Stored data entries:

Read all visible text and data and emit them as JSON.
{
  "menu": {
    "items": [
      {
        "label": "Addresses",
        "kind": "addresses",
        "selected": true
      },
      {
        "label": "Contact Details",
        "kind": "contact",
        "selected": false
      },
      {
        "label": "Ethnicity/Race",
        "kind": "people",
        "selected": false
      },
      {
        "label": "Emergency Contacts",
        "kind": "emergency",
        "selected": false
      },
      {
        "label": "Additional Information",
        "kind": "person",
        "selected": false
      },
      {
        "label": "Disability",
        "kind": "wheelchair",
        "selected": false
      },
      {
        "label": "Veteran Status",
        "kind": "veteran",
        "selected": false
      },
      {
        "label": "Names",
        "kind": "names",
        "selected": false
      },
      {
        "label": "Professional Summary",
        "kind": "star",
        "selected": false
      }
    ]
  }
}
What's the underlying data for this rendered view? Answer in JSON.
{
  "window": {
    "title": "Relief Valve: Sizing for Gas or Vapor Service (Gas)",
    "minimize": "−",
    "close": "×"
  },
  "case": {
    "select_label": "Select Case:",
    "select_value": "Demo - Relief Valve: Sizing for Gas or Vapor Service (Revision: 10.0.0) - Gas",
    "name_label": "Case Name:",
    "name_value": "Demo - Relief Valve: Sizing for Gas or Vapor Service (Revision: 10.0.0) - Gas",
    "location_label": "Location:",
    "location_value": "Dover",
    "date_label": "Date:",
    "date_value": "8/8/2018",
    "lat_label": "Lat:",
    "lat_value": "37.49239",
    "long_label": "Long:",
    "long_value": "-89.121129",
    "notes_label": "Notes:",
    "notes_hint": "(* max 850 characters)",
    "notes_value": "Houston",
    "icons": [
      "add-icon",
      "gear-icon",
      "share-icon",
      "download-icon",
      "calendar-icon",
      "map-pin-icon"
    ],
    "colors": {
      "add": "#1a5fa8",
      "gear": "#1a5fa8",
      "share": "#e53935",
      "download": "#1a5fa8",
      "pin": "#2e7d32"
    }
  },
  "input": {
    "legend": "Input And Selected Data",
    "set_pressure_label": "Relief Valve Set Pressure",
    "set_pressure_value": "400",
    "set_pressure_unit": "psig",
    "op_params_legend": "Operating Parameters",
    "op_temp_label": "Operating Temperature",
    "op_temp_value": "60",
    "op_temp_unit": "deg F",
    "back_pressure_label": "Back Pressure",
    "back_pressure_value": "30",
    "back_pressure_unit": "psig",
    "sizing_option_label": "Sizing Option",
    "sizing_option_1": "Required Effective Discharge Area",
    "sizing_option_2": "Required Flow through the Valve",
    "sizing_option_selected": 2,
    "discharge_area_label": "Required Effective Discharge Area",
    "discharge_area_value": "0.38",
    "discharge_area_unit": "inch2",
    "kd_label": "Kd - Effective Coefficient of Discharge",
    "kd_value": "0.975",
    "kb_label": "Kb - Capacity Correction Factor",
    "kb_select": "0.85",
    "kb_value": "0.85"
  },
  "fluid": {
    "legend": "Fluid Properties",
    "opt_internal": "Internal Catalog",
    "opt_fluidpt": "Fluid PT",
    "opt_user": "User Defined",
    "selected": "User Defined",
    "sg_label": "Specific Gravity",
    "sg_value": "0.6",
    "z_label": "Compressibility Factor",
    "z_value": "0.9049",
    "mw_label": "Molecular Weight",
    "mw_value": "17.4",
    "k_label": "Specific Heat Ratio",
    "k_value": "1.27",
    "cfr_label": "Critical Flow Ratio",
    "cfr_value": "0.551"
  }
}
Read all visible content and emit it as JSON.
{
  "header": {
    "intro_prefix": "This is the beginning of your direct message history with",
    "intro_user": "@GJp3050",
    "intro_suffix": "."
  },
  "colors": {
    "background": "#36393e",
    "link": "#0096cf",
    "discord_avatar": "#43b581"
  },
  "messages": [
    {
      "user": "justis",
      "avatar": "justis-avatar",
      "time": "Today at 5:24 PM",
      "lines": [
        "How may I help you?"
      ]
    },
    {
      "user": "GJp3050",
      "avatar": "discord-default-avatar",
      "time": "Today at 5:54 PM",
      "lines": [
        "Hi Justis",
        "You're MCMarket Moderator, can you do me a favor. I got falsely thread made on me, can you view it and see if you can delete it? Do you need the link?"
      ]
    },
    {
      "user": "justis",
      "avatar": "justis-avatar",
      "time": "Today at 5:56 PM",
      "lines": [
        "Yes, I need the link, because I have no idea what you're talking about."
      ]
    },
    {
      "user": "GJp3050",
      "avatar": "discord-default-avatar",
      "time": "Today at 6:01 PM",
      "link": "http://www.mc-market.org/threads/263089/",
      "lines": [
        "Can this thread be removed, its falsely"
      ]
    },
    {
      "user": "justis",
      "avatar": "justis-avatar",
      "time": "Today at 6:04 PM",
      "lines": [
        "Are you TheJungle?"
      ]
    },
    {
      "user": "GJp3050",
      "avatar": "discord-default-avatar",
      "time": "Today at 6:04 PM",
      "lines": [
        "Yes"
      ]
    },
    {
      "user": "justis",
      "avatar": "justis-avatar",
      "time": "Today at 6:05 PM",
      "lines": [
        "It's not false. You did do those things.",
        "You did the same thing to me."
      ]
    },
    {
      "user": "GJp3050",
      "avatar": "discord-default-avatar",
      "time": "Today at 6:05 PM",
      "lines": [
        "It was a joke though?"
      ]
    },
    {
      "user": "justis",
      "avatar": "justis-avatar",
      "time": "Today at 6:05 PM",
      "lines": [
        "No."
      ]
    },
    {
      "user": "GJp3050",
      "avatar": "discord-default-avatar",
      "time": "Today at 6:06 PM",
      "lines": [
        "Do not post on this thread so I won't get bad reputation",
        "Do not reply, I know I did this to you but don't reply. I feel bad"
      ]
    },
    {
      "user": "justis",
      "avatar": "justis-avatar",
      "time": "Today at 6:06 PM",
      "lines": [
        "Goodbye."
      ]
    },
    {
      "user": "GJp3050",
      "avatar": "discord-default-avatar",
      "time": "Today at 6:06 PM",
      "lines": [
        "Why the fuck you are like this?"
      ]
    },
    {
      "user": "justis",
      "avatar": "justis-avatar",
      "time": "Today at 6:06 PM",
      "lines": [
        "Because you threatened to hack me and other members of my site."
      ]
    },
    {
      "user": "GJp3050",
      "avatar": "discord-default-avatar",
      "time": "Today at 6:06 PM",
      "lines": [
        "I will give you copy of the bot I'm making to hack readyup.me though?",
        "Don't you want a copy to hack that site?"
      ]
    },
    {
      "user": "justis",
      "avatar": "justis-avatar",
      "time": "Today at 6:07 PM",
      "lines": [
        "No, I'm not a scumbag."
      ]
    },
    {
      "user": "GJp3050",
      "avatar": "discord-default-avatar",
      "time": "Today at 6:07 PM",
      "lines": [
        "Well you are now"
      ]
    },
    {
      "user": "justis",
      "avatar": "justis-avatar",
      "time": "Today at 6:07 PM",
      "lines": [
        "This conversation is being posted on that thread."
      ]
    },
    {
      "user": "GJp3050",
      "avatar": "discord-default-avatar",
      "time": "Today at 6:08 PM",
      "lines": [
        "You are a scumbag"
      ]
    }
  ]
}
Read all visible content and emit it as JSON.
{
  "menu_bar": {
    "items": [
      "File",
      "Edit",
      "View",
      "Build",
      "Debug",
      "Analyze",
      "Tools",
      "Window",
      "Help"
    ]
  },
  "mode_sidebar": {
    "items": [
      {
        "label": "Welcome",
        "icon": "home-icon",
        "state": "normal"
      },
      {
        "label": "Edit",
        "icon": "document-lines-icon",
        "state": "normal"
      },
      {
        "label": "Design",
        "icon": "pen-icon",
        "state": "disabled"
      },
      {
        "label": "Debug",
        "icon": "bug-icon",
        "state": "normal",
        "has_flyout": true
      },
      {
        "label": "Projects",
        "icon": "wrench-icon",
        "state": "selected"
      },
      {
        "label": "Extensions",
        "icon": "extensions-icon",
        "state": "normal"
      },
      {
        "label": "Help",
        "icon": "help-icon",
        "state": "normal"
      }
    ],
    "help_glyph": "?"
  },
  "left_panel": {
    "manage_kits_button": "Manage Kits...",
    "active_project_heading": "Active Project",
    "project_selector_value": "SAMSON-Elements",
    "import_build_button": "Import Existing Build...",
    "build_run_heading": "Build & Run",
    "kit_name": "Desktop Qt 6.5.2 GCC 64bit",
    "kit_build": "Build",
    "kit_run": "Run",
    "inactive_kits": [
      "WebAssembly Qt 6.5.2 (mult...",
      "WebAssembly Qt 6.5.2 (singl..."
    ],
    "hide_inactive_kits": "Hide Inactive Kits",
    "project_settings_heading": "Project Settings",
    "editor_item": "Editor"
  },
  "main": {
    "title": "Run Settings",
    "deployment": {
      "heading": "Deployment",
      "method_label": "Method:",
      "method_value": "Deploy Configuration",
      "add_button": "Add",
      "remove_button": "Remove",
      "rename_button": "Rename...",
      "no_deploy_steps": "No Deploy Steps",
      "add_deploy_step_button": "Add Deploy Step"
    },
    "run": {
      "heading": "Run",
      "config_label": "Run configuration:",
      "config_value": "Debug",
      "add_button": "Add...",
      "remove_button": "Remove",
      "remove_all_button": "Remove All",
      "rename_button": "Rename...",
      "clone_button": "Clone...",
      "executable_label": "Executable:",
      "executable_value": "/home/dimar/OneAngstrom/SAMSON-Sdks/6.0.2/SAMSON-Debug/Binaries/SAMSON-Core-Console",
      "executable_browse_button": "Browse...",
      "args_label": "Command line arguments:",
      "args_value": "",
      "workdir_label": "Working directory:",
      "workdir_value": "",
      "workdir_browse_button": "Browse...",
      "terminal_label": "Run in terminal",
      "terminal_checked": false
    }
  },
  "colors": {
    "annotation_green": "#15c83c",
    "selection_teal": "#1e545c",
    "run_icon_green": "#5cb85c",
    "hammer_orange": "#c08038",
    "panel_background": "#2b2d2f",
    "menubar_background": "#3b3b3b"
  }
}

**What you are asked to do**
Consider the entries above and return each line with the string "kind".

**Complete response**
        "kind": "addresses",
        "kind": "contact",
        "kind": "people",
        "kind": "emergency",
        "kind": "person",
        "kind": "wheelchair",
        "kind": "veteran",
        "kind": "names",
        "kind": "star",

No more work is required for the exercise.